• **THE PROBLEM**
Find the string "Cortex" in the listing and report every line that has it.

───── EXTRACTED ENTRIES

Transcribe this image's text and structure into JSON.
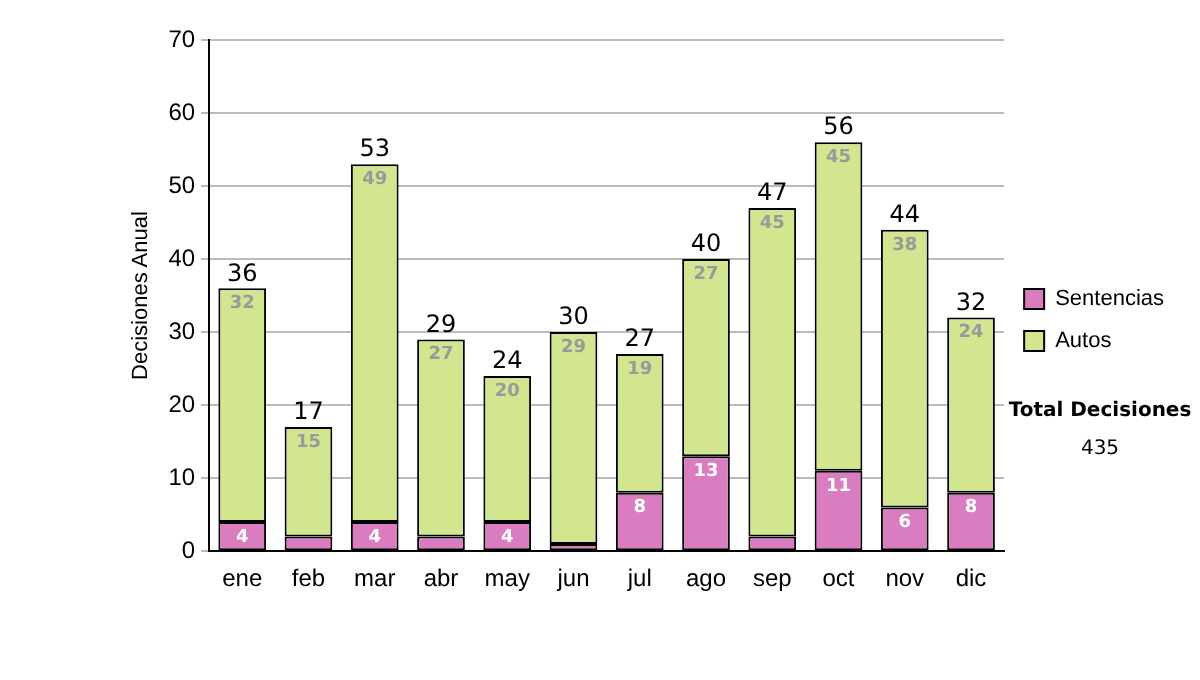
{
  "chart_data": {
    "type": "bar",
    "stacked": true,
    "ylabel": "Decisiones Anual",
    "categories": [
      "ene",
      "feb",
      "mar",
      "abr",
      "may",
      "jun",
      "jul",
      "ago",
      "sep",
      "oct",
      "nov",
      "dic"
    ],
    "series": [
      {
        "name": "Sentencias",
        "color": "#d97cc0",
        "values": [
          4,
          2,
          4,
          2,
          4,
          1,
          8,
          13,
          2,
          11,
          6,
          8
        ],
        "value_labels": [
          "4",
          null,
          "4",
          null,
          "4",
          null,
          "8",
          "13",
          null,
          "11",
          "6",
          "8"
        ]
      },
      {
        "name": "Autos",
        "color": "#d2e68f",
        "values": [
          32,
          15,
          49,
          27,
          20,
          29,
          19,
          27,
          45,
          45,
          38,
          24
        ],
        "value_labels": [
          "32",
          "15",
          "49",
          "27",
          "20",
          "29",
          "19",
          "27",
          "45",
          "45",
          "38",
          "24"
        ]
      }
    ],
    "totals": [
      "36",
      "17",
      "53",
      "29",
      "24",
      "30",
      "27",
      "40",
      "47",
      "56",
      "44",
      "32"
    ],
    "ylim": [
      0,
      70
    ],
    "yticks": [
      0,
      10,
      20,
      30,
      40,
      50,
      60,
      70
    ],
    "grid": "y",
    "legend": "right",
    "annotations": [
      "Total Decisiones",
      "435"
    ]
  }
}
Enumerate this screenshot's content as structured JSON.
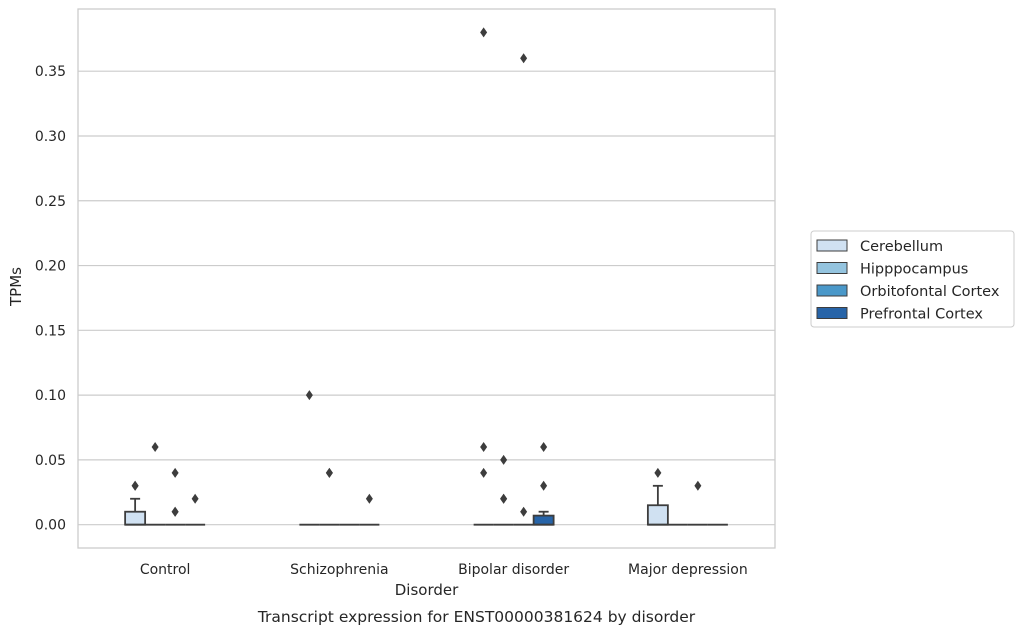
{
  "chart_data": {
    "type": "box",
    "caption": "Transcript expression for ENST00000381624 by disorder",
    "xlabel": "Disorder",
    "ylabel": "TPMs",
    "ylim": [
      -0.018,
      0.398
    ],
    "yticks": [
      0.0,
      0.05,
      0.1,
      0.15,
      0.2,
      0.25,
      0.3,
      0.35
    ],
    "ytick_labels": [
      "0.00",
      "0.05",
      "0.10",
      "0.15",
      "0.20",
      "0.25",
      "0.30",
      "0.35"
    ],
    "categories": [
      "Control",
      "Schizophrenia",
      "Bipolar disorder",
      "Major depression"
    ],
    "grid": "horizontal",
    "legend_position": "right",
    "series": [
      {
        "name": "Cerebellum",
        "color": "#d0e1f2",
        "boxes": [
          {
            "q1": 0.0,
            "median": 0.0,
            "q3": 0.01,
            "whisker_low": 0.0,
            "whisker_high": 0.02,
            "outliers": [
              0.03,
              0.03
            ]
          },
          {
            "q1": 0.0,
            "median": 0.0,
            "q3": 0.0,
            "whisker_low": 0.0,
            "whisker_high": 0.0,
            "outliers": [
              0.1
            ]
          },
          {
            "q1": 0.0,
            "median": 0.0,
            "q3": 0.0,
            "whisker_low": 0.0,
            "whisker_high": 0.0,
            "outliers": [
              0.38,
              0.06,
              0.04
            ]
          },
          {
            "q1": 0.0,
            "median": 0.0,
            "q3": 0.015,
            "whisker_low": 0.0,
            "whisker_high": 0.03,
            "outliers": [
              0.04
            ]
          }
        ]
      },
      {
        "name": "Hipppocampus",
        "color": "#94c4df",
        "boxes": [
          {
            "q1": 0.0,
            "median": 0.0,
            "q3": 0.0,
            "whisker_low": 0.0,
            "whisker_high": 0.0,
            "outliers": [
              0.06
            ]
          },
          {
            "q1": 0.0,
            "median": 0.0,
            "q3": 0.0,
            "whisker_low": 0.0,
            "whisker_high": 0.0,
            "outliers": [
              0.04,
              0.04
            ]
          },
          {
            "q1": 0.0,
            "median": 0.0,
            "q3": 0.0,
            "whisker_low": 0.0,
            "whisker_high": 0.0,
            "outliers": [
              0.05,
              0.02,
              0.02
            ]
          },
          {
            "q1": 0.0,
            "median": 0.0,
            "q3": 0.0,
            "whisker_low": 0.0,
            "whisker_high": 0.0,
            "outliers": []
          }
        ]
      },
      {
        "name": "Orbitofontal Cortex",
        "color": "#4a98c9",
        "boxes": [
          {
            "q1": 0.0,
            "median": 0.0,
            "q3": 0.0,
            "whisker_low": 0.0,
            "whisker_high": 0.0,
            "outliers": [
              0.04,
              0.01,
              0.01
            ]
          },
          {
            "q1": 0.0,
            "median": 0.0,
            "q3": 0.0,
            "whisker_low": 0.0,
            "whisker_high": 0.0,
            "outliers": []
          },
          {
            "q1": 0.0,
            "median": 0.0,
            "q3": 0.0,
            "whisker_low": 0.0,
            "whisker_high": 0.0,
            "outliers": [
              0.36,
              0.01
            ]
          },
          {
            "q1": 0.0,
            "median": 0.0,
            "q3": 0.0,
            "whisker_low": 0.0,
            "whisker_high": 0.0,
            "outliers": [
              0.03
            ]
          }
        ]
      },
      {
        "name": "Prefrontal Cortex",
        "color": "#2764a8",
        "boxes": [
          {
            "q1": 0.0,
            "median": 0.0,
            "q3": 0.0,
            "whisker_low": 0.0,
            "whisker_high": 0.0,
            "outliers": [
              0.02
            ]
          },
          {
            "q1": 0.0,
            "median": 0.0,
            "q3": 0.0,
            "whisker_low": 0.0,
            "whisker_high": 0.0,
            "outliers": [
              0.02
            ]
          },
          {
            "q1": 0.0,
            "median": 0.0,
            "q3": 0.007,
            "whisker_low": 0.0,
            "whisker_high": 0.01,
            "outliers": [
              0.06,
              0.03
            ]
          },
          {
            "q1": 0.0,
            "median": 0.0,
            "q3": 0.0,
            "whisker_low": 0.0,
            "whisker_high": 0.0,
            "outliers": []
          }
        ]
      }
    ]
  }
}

──────────

• **EXERCISE RESPONSE**
        "name": "Orbitofontal Cortex",
        "name": "Prefrontal Cortex",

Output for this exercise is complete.